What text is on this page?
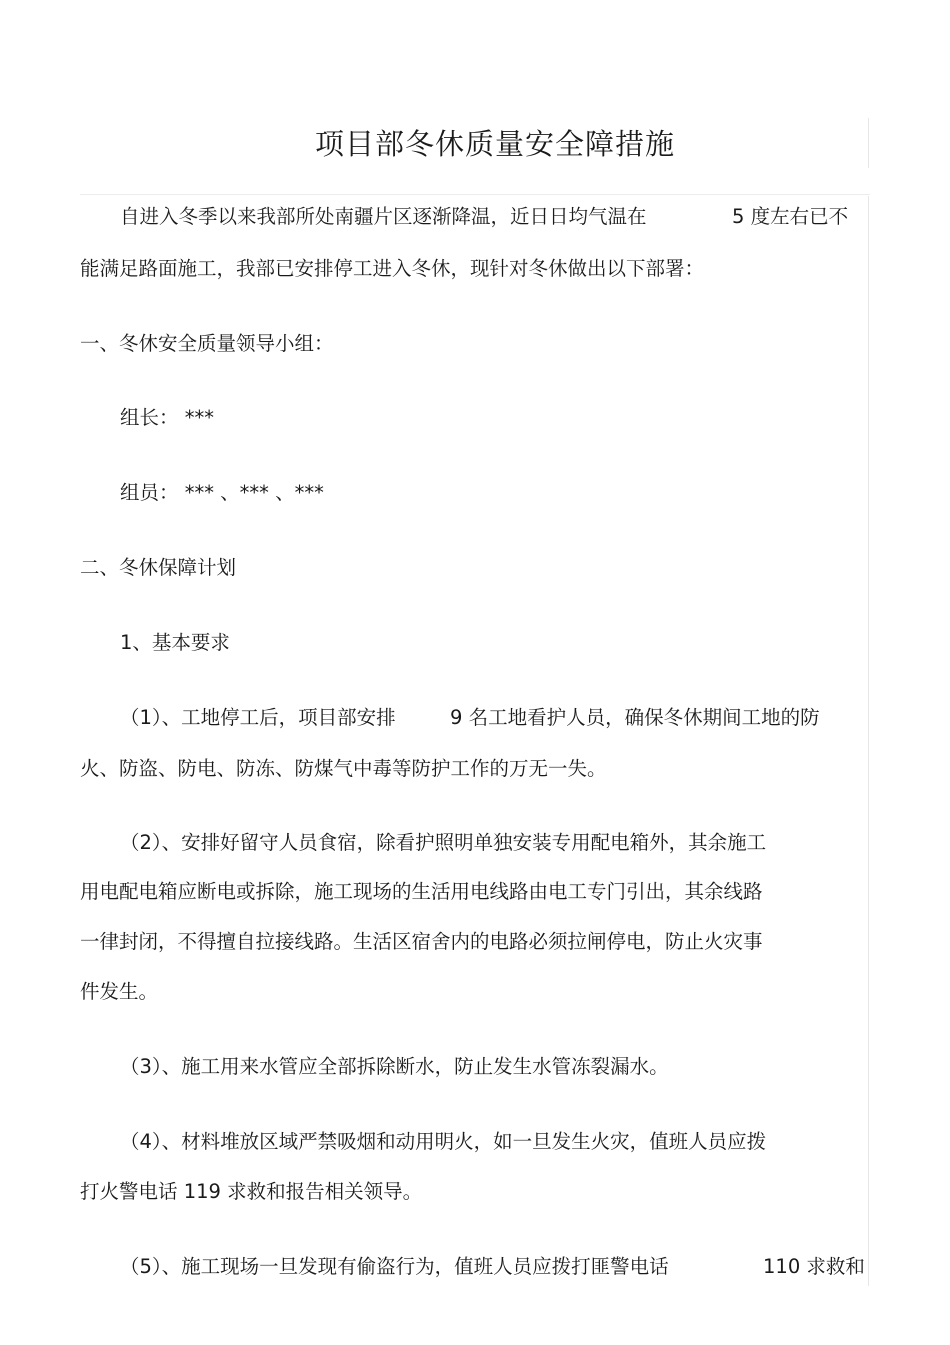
项目部冬休质量安全障措施
自进入冬季以来我部所处南疆片区逐渐降温，近日日均气温在	5 度左右已不
能满足路面施工，我部已安排停工进入冬休，现针对冬休做出以下部署：
一、冬休安全质量领导小组：
组长： ***
组员： *** 、*** 、***
二、冬休保障计划
1、基本要求
（1）、工地停工后，项目部安排	9 名工地看护人员，确保冬休期间工地的防
火、防盗、防电、防冻、防煤气中毒等防护工作的万无一失。
（2）、安排好留守人员食宿，除看护照明单独安装专用配电箱外，其余施工
用电配电箱应断电或拆除，施工现场的生活用电线路由电工专门引出，其余线路
一律封闭，不得擅自拉接线路。生活区宿舍内的电路必须拉闸停电，防止火灾事
件发生。
（3）、施工用来水管应全部拆除断水，防止发生水管冻裂漏水。
（4）、材料堆放区域严禁吸烟和动用明火，如一旦发生火灾，值班人员应拨
打火警电话 119 求救和报告相关领导。
（5）、施工现场一旦发现有偷盗行为，值班人员应拨打匪警电话	110 求救和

_ _ _ _ _

◆ Written instruction ◆
Transcribe every line in the entries above, taking out only the images.

◆ Problem solution ◆
What text is on this page?
项目部冬休质量安全障措施
自进入冬季以来我部所处南疆片区逐渐降温，近日日均气温在	5 度左右已不
能满足路面施工，我部已安排停工进入冬休，现针对冬休做出以下部署：
一、冬休安全质量领导小组：
组长： ***
组员： *** 、*** 、***
二、冬休保障计划
1、基本要求
（1）、工地停工后，项目部安排	9 名工地看护人员，确保冬休期间工地的防
火、防盗、防电、防冻、防煤气中毒等防护工作的万无一失。
（2）、安排好留守人员食宿，除看护照明单独安装专用配电箱外，其余施工
用电配电箱应断电或拆除，施工现场的生活用电线路由电工专门引出，其余线路
一律封闭，不得擅自拉接线路。生活区宿舍内的电路必须拉闸停电，防止火灾事
件发生。
（3）、施工用来水管应全部拆除断水，防止发生水管冻裂漏水。
（4）、材料堆放区域严禁吸烟和动用明火，如一旦发生火灾，值班人员应拨
打火警电话 119 求救和报告相关领导。
（5）、施工现场一旦发现有偷盗行为，值班人员应拨打匪警电话	110 求救和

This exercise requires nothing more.